─── RECORD EXCERPTS

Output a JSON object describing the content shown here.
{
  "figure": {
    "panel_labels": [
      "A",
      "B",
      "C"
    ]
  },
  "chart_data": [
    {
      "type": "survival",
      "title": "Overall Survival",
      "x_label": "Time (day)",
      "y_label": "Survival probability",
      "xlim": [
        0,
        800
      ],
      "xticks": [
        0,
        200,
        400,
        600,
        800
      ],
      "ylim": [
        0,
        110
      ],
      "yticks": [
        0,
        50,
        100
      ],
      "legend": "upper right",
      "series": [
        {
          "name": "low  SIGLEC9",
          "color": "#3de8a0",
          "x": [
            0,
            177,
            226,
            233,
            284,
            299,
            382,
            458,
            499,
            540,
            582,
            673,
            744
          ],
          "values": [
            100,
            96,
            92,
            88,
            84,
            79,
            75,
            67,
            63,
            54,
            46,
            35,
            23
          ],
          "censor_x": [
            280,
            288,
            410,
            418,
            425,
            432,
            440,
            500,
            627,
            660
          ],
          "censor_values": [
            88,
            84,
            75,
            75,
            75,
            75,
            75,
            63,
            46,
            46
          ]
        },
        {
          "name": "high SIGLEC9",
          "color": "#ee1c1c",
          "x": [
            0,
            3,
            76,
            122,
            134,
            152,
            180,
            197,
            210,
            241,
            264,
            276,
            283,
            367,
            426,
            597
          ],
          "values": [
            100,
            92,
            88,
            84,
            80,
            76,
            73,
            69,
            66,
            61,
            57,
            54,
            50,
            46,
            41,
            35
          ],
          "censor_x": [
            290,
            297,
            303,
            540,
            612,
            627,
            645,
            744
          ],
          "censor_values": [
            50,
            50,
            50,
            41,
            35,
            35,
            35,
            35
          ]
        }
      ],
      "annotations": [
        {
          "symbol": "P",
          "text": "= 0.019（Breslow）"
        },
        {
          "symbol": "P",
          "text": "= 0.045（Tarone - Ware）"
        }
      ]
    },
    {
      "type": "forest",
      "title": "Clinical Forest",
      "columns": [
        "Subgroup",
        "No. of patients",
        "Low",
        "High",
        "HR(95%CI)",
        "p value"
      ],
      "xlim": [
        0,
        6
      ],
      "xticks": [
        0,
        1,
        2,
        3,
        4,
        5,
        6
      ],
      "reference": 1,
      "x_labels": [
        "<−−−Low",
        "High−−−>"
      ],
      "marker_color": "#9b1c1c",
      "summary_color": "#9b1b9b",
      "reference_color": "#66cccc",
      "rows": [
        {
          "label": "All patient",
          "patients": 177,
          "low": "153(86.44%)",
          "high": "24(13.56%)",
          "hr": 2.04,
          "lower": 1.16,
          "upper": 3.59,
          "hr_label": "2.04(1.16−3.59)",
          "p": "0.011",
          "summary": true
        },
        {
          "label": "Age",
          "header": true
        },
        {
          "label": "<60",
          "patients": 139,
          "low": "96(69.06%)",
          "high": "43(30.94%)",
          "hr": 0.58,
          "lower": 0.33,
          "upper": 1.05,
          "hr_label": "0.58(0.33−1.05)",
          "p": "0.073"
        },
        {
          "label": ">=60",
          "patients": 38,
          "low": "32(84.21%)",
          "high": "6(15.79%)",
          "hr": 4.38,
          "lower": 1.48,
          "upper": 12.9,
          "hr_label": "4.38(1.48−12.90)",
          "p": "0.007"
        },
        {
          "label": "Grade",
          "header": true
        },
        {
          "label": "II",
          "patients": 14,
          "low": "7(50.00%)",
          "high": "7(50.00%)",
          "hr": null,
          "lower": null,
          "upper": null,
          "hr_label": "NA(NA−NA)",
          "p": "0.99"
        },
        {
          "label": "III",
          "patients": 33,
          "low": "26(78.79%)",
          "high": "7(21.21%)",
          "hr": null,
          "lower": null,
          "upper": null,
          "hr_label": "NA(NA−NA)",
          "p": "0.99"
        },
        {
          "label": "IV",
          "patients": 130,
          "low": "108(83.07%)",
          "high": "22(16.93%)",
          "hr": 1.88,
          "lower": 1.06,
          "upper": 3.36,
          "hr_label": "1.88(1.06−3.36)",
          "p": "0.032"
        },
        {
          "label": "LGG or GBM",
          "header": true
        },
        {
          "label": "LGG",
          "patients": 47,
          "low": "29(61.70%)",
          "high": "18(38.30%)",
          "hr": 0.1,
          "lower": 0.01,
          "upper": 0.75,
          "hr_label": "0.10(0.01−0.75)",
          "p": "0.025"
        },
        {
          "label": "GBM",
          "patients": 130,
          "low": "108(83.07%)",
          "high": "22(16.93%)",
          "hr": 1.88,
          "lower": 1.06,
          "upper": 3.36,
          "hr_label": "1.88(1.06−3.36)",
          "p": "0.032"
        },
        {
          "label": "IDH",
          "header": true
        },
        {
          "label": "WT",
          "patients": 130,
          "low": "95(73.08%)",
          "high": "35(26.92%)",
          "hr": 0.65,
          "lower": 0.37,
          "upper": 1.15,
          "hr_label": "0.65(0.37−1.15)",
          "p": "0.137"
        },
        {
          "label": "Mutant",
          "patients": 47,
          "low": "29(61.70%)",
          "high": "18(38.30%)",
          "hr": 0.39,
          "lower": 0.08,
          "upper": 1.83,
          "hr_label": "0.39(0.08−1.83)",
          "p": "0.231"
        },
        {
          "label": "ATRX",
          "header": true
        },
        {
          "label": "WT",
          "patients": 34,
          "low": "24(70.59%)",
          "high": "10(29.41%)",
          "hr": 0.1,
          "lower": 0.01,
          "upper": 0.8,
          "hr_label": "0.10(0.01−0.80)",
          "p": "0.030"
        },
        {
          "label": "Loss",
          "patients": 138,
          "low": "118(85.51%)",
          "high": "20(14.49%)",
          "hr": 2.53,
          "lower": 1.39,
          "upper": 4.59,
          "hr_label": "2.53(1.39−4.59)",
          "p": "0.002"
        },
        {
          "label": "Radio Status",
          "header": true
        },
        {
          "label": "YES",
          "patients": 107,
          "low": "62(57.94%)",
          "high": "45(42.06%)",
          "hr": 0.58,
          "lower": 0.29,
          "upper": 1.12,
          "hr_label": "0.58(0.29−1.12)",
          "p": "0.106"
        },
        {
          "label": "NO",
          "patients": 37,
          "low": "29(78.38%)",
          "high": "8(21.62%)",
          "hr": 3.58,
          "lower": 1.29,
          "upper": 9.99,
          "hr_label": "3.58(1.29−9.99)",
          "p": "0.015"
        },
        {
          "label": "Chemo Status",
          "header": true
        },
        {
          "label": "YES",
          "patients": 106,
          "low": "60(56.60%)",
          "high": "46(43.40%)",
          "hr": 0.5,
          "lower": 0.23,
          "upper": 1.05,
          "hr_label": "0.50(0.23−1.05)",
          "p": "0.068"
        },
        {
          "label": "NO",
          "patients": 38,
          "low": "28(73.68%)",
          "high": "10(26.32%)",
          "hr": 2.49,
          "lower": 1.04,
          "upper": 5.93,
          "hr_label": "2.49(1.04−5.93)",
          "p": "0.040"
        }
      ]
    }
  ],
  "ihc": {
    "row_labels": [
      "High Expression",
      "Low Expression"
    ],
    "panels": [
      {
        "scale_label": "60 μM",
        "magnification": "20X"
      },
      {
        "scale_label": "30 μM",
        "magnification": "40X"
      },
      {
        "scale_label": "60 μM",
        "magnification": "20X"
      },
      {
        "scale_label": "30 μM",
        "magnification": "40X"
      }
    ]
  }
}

──────

**EXERCISE OBJECTIVE:**
So that nothing is lost, transcribe each entry exactly as written.

**SOLUTION:**
Output a JSON object describing the content shown here.
{
  "figure": {
    "panel_labels": [
      "A",
      "B",
      "C"
    ]
  },
  "chart_data": [
    {
      "type": "survival",
      "title": "Overall Survival",
      "x_label": "Time (day)",
      "y_label": "Survival probability",
      "xlim": [
        0,
        800
      ],
      "xticks": [
        0,
        200,
        400,
        600,
        800
      ],
      "ylim": [
        0,
        110
      ],
      "yticks": [
        0,
        50,
        100
      ],
      "legend": "upper right",
      "series": [
        {
          "name": "low  SIGLEC9",
          "color": "#3de8a0",
          "x": [
            0,
            177,
            226,
            233,
            284,
            299,
            382,
            458,
            499,
            540,
            582,
            673,
            744
          ],
          "values": [
            100,
            96,
            92,
            88,
            84,
            79,
            75,
            67,
            63,
            54,
            46,
            35,
            23
          ],
          "censor_x": [
            280,
            288,
            410,
            418,
            425,
            432,
            440,
            500,
            627,
            660
          ],
          "censor_values": [
            88,
            84,
            75,
            75,
            75,
            75,
            75,
            63,
            46,
            46
          ]
        },
        {
          "name": "high SIGLEC9",
          "color": "#ee1c1c",
          "x": [
            0,
            3,
            76,
            122,
            134,
            152,
            180,
            197,
            210,
            241,
            264,
            276,
            283,
            367,
            426,
            597
          ],
          "values": [
            100,
            92,
            88,
            84,
            80,
            76,
            73,
            69,
            66,
            61,
            57,
            54,
            50,
            46,
            41,
            35
          ],
          "censor_x": [
            290,
            297,
            303,
            540,
            612,
            627,
            645,
            744
          ],
          "censor_values": [
            50,
            50,
            50,
            41,
            35,
            35,
            35,
            35
          ]
        }
      ],
      "annotations": [
        {
          "symbol": "P",
          "text": "= 0.019（Breslow）"
        },
        {
          "symbol": "P",
          "text": "= 0.045（Tarone - Ware）"
        }
      ]
    },
    {
      "type": "forest",
      "title": "Clinical Forest",
      "columns": [
        "Subgroup",
        "No. of patients",
        "Low",
        "High",
        "HR(95%CI)",
        "p value"
      ],
      "xlim": [
        0,
        6
      ],
      "xticks": [
        0,
        1,
        2,
        3,
        4,
        5,
        6
      ],
      "reference": 1,
      "x_labels": [
        "<−−−Low",
        "High−−−>"
      ],
      "marker_color": "#9b1c1c",
      "summary_color": "#9b1b9b",
      "reference_color": "#66cccc",
      "rows": [
        {
          "label": "All patient",
          "patients": 177,
          "low": "153(86.44%)",
          "high": "24(13.56%)",
          "hr": 2.04,
          "lower": 1.16,
          "upper": 3.59,
          "hr_label": "2.04(1.16−3.59)",
          "p": "0.011",
          "summary": true
        },
        {
          "label": "Age",
          "header": true
        },
        {
          "label": "<60",
          "patients": 139,
          "low": "96(69.06%)",
          "high": "43(30.94%)",
          "hr": 0.58,
          "lower": 0.33,
          "upper": 1.05,
          "hr_label": "0.58(0.33−1.05)",
          "p": "0.073"
        },
        {
          "label": ">=60",
          "patients": 38,
          "low": "32(84.21%)",
          "high": "6(15.79%)",
          "hr": 4.38,
          "lower": 1.48,
          "upper": 12.9,
          "hr_label": "4.38(1.48−12.90)",
          "p": "0.007"
        },
        {
          "label": "Grade",
          "header": true
        },
        {
          "label": "II",
          "patients": 14,
          "low": "7(50.00%)",
          "high": "7(50.00%)",
          "hr": null,
          "lower": null,
          "upper": null,
          "hr_label": "NA(NA−NA)",
          "p": "0.99"
        },
        {
          "label": "III",
          "patients": 33,
          "low": "26(78.79%)",
          "high": "7(21.21%)",
          "hr": null,
          "lower": null,
          "upper": null,
          "hr_label": "NA(NA−NA)",
          "p": "0.99"
        },
        {
          "label": "IV",
          "patients": 130,
          "low": "108(83.07%)",
          "high": "22(16.93%)",
          "hr": 1.88,
          "lower": 1.06,
          "upper": 3.36,
          "hr_label": "1.88(1.06−3.36)",
          "p": "0.032"
        },
        {
          "label": "LGG or GBM",
          "header": true
        },
        {
          "label": "LGG",
          "patients": 47,
          "low": "29(61.70%)",
          "high": "18(38.30%)",
          "hr": 0.1,
          "lower": 0.01,
          "upper": 0.75,
          "hr_label": "0.10(0.01−0.75)",
          "p": "0.025"
        },
        {
          "label": "GBM",
          "patients": 130,
          "low": "108(83.07%)",
          "high": "22(16.93%)",
          "hr": 1.88,
          "lower": 1.06,
          "upper": 3.36,
          "hr_label": "1.88(1.06−3.36)",
          "p": "0.032"
        },
        {
          "label": "IDH",
          "header": true
        },
        {
          "label": "WT",
          "patients": 130,
          "low": "95(73.08%)",
          "high": "35(26.92%)",
          "hr": 0.65,
          "lower": 0.37,
          "upper": 1.15,
          "hr_label": "0.65(0.37−1.15)",
          "p": "0.137"
        },
        {
          "label": "Mutant",
          "patients": 47,
          "low": "29(61.70%)",
          "high": "18(38.30%)",
          "hr": 0.39,
          "lower": 0.08,
          "upper": 1.83,
          "hr_label": "0.39(0.08−1.83)",
          "p": "0.231"
        },
        {
          "label": "ATRX",
          "header": true
        },
        {
          "label": "WT",
          "patients": 34,
          "low": "24(70.59%)",
          "high": "10(29.41%)",
          "hr": 0.1,
          "lower": 0.01,
          "upper": 0.8,
          "hr_label": "0.10(0.01−0.80)",
          "p": "0.030"
        },
        {
          "label": "Loss",
          "patients": 138,
          "low": "118(85.51%)",
          "high": "20(14.49%)",
          "hr": 2.53,
          "lower": 1.39,
          "upper": 4.59,
          "hr_label": "2.53(1.39−4.59)",
          "p": "0.002"
        },
        {
          "label": "Radio Status",
          "header": true
        },
        {
          "label": "YES",
          "patients": 107,
          "low": "62(57.94%)",
          "high": "45(42.06%)",
          "hr": 0.58,
          "lower": 0.29,
          "upper": 1.12,
          "hr_label": "0.58(0.29−1.12)",
          "p": "0.106"
        },
        {
          "label": "NO",
          "patients": 37,
          "low": "29(78.38%)",
          "high": "8(21.62%)",
          "hr": 3.58,
          "lower": 1.29,
          "upper": 9.99,
          "hr_label": "3.58(1.29−9.99)",
          "p": "0.015"
        },
        {
          "label": "Chemo Status",
          "header": true
        },
        {
          "label": "YES",
          "patients": 106,
          "low": "60(56.60%)",
          "high": "46(43.40%)",
          "hr": 0.5,
          "lower": 0.23,
          "upper": 1.05,
          "hr_label": "0.50(0.23−1.05)",
          "p": "0.068"
        },
        {
          "label": "NO",
          "patients": 38,
          "low": "28(73.68%)",
          "high": "10(26.32%)",
          "hr": 2.49,
          "lower": 1.04,
          "upper": 5.93,
          "hr_label": "2.49(1.04−5.93)",
          "p": "0.040"
        }
      ]
    }
  ],
  "ihc": {
    "row_labels": [
      "High Expression",
      "Low Expression"
    ],
    "panels": [
      {
        "scale_label": "60 μM",
        "magnification": "20X"
      },
      {
        "scale_label": "30 μM",
        "magnification": "40X"
      },
      {
        "scale_label": "60 μM",
        "magnification": "20X"
      },
      {
        "scale_label": "30 μM",
        "magnification": "40X"
      }
    ]
  }
}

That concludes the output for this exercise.